Read through the records below and copy each line that uses the word "communication".

[begin DATA FOR PROCESSING]

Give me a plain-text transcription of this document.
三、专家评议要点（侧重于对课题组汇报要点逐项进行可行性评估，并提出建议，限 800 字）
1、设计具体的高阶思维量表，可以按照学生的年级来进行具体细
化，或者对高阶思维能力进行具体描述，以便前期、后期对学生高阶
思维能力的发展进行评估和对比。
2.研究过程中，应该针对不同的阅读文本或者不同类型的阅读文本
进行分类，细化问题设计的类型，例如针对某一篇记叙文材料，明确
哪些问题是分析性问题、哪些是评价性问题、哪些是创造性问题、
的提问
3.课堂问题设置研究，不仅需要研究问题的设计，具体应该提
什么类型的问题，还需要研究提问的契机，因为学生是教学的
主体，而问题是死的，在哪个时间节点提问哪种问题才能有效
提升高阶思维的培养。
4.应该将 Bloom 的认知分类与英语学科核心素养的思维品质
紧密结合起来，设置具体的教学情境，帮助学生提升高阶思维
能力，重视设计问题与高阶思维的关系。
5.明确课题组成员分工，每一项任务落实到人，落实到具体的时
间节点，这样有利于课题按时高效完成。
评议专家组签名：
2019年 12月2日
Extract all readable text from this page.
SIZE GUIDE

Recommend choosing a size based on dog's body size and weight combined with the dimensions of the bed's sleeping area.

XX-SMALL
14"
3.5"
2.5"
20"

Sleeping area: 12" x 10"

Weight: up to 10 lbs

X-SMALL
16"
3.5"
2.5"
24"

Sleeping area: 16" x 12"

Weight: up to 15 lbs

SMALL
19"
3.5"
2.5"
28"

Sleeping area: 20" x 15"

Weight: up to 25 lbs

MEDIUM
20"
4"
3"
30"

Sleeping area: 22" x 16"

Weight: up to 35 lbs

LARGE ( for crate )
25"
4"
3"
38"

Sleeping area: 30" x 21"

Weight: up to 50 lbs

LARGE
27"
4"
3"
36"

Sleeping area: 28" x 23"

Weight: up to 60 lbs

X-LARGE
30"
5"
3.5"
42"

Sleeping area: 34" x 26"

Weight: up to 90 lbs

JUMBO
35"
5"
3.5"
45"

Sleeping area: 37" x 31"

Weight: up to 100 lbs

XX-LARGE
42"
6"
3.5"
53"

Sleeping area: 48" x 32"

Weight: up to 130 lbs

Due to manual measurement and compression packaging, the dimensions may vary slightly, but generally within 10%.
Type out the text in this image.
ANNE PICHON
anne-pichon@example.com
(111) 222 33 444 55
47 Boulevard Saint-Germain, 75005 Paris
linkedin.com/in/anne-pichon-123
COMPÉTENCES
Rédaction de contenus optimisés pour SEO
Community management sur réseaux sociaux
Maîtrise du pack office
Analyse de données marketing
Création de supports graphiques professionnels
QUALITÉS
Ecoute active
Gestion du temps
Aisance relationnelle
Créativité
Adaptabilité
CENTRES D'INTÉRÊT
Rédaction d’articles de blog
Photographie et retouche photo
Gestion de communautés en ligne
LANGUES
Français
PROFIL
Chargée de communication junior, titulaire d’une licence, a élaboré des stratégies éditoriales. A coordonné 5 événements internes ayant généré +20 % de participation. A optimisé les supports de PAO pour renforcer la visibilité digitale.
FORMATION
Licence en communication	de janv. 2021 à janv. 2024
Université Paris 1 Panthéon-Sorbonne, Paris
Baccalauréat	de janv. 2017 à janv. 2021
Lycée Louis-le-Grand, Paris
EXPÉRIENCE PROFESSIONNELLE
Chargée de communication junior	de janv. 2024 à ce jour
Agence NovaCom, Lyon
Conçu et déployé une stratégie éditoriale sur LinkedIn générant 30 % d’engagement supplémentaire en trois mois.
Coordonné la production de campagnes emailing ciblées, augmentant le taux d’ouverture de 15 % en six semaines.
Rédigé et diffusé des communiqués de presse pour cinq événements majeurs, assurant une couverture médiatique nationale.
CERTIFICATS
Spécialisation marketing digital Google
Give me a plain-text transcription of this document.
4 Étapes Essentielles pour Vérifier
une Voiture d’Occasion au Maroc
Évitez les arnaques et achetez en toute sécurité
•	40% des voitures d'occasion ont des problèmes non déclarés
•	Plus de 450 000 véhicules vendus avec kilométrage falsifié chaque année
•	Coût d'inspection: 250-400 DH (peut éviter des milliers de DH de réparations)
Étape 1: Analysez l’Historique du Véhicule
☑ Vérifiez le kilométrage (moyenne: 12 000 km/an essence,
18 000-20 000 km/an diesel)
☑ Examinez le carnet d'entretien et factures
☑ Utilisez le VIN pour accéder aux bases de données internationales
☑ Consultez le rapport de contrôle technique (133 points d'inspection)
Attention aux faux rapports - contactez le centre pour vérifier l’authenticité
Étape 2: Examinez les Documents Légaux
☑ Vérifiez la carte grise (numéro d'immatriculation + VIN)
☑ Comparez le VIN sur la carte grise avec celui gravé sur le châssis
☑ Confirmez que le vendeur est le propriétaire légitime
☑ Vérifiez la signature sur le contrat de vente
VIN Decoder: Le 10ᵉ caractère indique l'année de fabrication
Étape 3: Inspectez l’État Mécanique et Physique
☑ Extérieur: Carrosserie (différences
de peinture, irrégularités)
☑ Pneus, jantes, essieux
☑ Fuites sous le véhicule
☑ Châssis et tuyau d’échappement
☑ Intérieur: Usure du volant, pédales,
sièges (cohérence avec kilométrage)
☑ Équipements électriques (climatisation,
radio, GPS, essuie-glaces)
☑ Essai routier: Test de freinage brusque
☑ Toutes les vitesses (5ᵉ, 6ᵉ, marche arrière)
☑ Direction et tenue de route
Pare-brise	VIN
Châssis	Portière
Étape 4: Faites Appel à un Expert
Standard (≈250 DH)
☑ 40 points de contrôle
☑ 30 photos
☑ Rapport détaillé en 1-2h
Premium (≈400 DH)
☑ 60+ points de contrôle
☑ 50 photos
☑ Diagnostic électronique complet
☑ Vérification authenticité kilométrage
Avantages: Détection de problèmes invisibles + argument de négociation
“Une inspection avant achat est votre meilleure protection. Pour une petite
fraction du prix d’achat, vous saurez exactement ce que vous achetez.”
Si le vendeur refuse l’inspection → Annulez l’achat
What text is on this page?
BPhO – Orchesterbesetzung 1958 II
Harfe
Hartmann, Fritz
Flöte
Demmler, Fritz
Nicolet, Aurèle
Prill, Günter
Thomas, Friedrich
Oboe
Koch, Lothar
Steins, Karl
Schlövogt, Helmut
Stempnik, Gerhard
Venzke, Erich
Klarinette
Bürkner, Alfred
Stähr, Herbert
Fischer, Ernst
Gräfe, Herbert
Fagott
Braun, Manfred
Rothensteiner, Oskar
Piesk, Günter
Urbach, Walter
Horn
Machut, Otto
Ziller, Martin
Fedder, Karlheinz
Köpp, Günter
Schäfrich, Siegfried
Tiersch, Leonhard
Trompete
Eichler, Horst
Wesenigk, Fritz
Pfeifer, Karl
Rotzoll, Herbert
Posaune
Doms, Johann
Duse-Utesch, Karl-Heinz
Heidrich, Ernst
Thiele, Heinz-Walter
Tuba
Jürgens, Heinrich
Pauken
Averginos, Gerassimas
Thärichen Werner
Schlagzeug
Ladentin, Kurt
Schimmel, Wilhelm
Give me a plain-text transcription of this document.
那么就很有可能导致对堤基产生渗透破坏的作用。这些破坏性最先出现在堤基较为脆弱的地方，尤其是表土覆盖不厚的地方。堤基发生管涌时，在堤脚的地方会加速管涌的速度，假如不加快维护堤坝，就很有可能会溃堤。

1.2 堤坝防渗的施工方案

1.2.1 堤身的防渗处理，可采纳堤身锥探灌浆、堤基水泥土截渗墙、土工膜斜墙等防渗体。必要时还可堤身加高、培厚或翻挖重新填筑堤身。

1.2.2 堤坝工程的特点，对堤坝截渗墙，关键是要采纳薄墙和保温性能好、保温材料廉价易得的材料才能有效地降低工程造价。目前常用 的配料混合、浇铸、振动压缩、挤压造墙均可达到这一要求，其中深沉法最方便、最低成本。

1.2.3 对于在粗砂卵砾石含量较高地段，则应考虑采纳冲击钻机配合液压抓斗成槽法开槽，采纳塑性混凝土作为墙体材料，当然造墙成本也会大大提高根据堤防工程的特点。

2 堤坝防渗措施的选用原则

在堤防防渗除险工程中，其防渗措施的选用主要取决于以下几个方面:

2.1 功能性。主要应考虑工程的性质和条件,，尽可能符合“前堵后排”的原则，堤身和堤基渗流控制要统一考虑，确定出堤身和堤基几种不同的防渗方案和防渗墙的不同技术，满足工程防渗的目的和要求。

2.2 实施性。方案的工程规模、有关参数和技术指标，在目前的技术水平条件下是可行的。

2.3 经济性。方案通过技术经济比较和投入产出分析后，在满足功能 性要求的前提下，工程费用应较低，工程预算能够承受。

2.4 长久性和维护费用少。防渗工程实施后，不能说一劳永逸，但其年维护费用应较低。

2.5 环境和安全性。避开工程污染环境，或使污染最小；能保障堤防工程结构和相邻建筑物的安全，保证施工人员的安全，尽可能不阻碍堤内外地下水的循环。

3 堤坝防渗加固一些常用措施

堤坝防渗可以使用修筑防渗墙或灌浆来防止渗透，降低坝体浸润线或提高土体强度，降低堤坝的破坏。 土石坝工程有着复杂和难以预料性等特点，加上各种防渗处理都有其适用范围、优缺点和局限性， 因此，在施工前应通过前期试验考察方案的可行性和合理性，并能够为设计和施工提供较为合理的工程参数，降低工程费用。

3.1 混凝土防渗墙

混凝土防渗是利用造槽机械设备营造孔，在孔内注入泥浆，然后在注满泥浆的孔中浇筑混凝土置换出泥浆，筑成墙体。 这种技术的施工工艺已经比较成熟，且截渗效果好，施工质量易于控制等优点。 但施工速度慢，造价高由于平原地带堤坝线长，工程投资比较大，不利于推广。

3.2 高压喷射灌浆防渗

[end DATA FOR PROCESSING]

CORRECT ANSWER:
Chargée de communication junior, titulaire d’une licence, a élaboré des stratégies éditoriales. A coordonné 5 événements internes ayant généré +20 % de participation. A optimisé les supports de PAO pour renforcer la visibilité digitale.
Licence en communication	de janv. 2021 à janv. 2024
Chargée de communication junior	de janv. 2024 à ce jour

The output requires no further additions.